▶ What is asked
Restate the data word for word and leave the images out.

▶ Raw records
================

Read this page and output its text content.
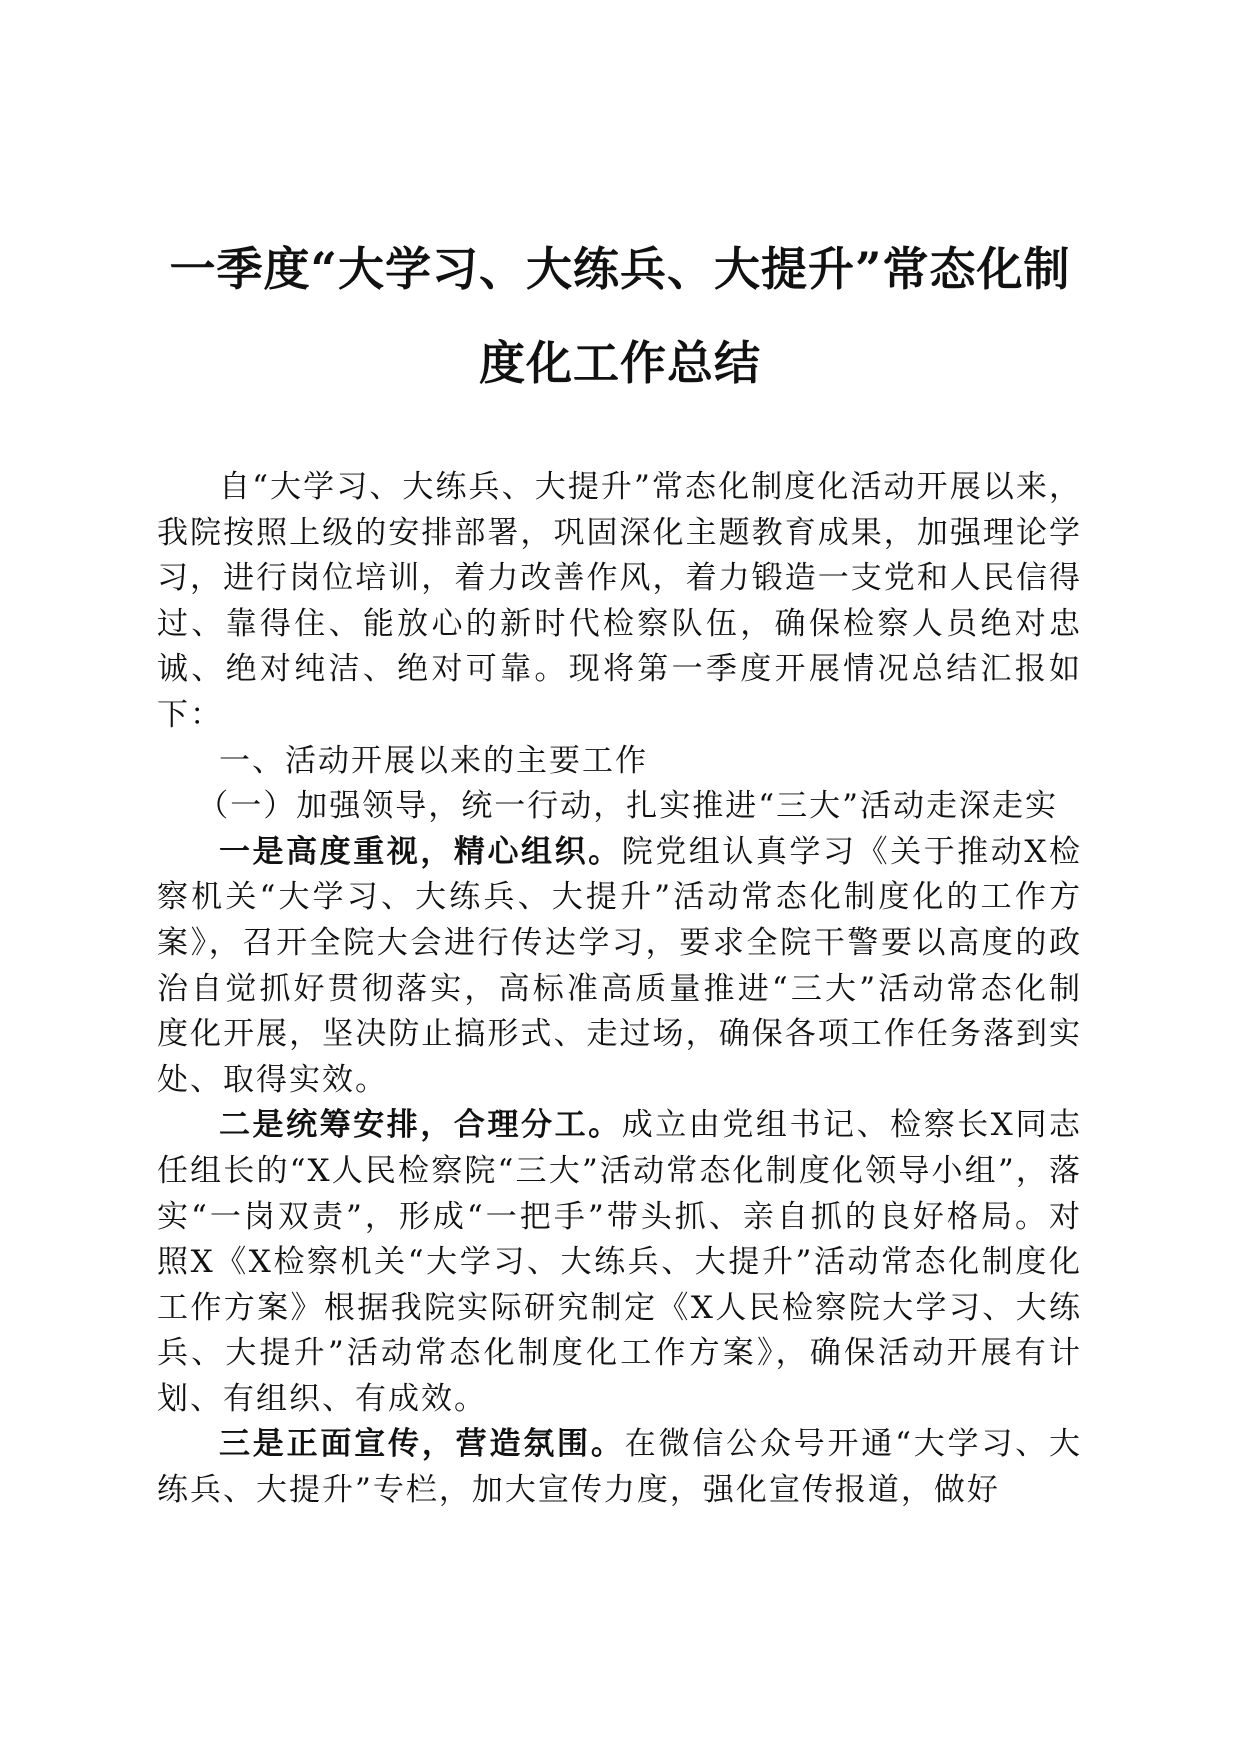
一季度“大学习、大练兵、大提升”常态化制度化工作总结

自“大学习、大练兵、大提升”常态化制度化活动开展以来，我院按照上级的安排部署，巩固深化主题教育成果，加强理论学习，进行岗位培训，着力改善作风，着力锻造一支党和人民信得过、靠得住、能放心的新时代检察队伍，确保检察人员绝对忠诚、绝对纯洁、绝对可靠。现将第一季度开展情况总结汇报如下：

一、活动开展以来的主要工作
（一）加强领导，统一行动，扎实推进“三大”活动走深走实

一是高度重视，精心组织。院党组认真学习《关于推动X检察机关“大学习、大练兵、大提升”活动常态化制度化的工作方案》，召开全院大会进行传达学习，要求全院干警要以高度的政治自觉抓好贯彻落实，高标准高质量推进“三大”活动常态化制度化开展，坚决防止搞形式、走过场，确保各项工作任务落到实处、取得实效。

二是统筹安排，合理分工。成立由党组书记、检察长X同志任组长的“X人民检察院“三大”活动常态化制度化领导小组”，落实“一岗双责”，形成“一把手”带头抓、亲自抓的良好格局。对照X《X检察机关“大学习、大练兵、大提升”活动常态化制度化工作方案》根据我院实际研究制定《X人民检察院大学习、大练兵、大提升”活动常态化制度化工作方案》，确保活动开展有计划、有组织、有成效。

三是正面宣传，营造氛围。在微信公众号开通“大学习、大练兵、大提升”专栏，加大宣传力度，强化宣传报道，做好
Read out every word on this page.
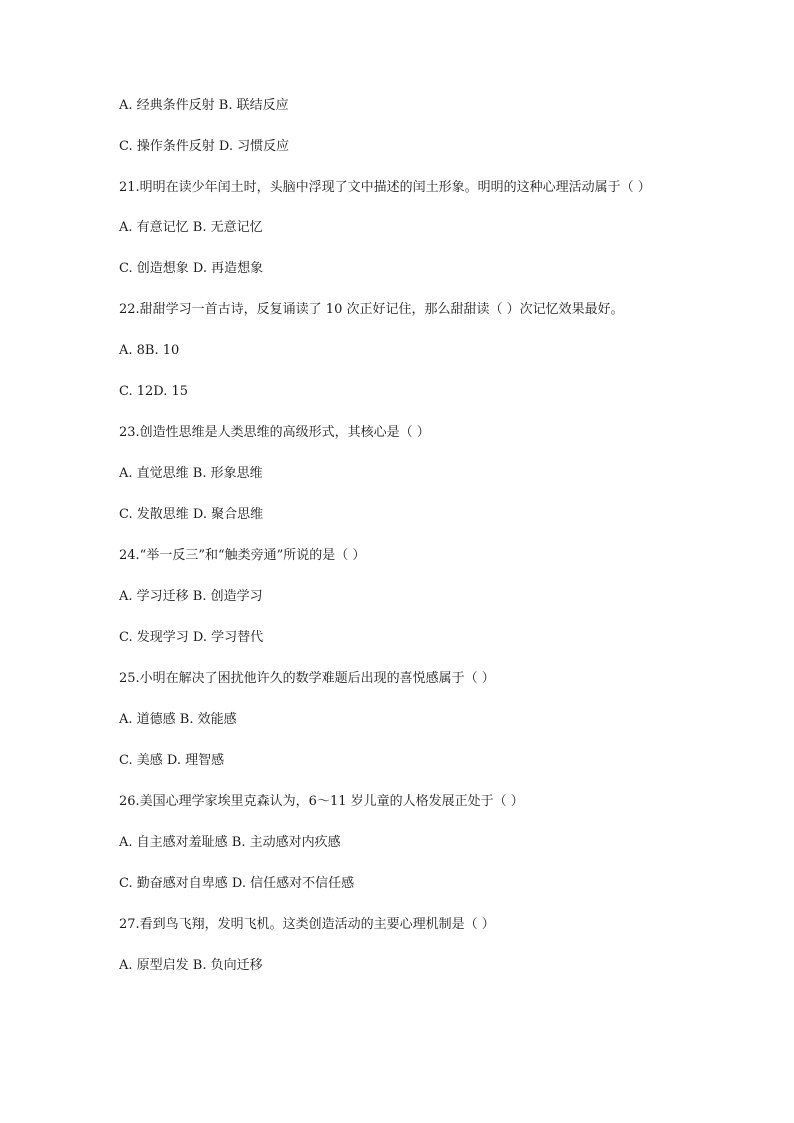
A. 经典条件反射 B. 联结反应

C. 操作条件反射 D. 习惯反应

21.明明在读少年闰土时，头脑中浮现了文中描述的闰土形象。明明的这种心理活动属于（ ）

A. 有意记忆 B. 无意记忆

C. 创造想象 D. 再造想象

22.甜甜学习一首古诗，反复诵读了 10 次正好记住，那么甜甜读（ ）次记忆效果最好。

A. 8B. 10

C. 12D. 15

23.创造性思维是人类思维的高级形式，其核心是（ ）

A. 直觉思维 B. 形象思维

C. 发散思维 D. 聚合思维

24.“举一反三”和“触类旁通”所说的是（ ）

A. 学习迁移 B. 创造学习

C. 发现学习 D. 学习替代

25.小明在解决了困扰他许久的数学难题后出现的喜悦感属于（ ）

A. 道德感 B. 效能感

C. 美感 D. 理智感

26.美国心理学家埃里克森认为，6～11 岁儿童的人格发展正处于（ ）

A. 自主感对羞耻感 B. 主动感对内疚感

C. 勤奋感对自卑感 D. 信任感对不信任感

27.看到鸟飞翔，发明飞机。这类创造活动的主要心理机制是（ ）

A. 原型启发 B. 负向迁移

================

▶ Result of the task
Read this page and output its text content.
一季度“大学习、大练兵、大提升”常态化制度化工作总结

自“大学习、大练兵、大提升”常态化制度化活动开展以来，我院按照上级的安排部署，巩固深化主题教育成果，加强理论学习，进行岗位培训，着力改善作风，着力锻造一支党和人民信得过、靠得住、能放心的新时代检察队伍，确保检察人员绝对忠诚、绝对纯洁、绝对可靠。现将第一季度开展情况总结汇报如下：

一、活动开展以来的主要工作
（一）加强领导，统一行动，扎实推进“三大”活动走深走实

一是高度重视，精心组织。院党组认真学习《关于推动X检察机关“大学习、大练兵、大提升”活动常态化制度化的工作方案》，召开全院大会进行传达学习，要求全院干警要以高度的政治自觉抓好贯彻落实，高标准高质量推进“三大”活动常态化制度化开展，坚决防止搞形式、走过场，确保各项工作任务落到实处、取得实效。

二是统筹安排，合理分工。成立由党组书记、检察长X同志任组长的“X人民检察院“三大”活动常态化制度化领导小组”，落实“一岗双责”，形成“一把手”带头抓、亲自抓的良好格局。对照X《X检察机关“大学习、大练兵、大提升”活动常态化制度化工作方案》根据我院实际研究制定《X人民检察院大学习、大练兵、大提升”活动常态化制度化工作方案》，确保活动开展有计划、有组织、有成效。

三是正面宣传，营造氛围。在微信公众号开通“大学习、大练兵、大提升”专栏，加大宣传力度，强化宣传报道，做好
Read out every word on this page.
A. 经典条件反射 B. 联结反应

C. 操作条件反射 D. 习惯反应

21.明明在读少年闰土时，头脑中浮现了文中描述的闰土形象。明明的这种心理活动属于（ ）

A. 有意记忆 B. 无意记忆

C. 创造想象 D. 再造想象

22.甜甜学习一首古诗，反复诵读了 10 次正好记住，那么甜甜读（ ）次记忆效果最好。

A. 8B. 10

C. 12D. 15

23.创造性思维是人类思维的高级形式，其核心是（ ）

A. 直觉思维 B. 形象思维

C. 发散思维 D. 聚合思维

24.“举一反三”和“触类旁通”所说的是（ ）

A. 学习迁移 B. 创造学习

C. 发现学习 D. 学习替代

25.小明在解决了困扰他许久的数学难题后出现的喜悦感属于（ ）

A. 道德感 B. 效能感

C. 美感 D. 理智感

26.美国心理学家埃里克森认为，6～11 岁儿童的人格发展正处于（ ）

A. 自主感对羞耻感 B. 主动感对内疚感

C. 勤奋感对自卑感 D. 信任感对不信任感

27.看到鸟飞翔，发明飞机。这类创造活动的主要心理机制是（ ）

A. 原型启发 B. 负向迁移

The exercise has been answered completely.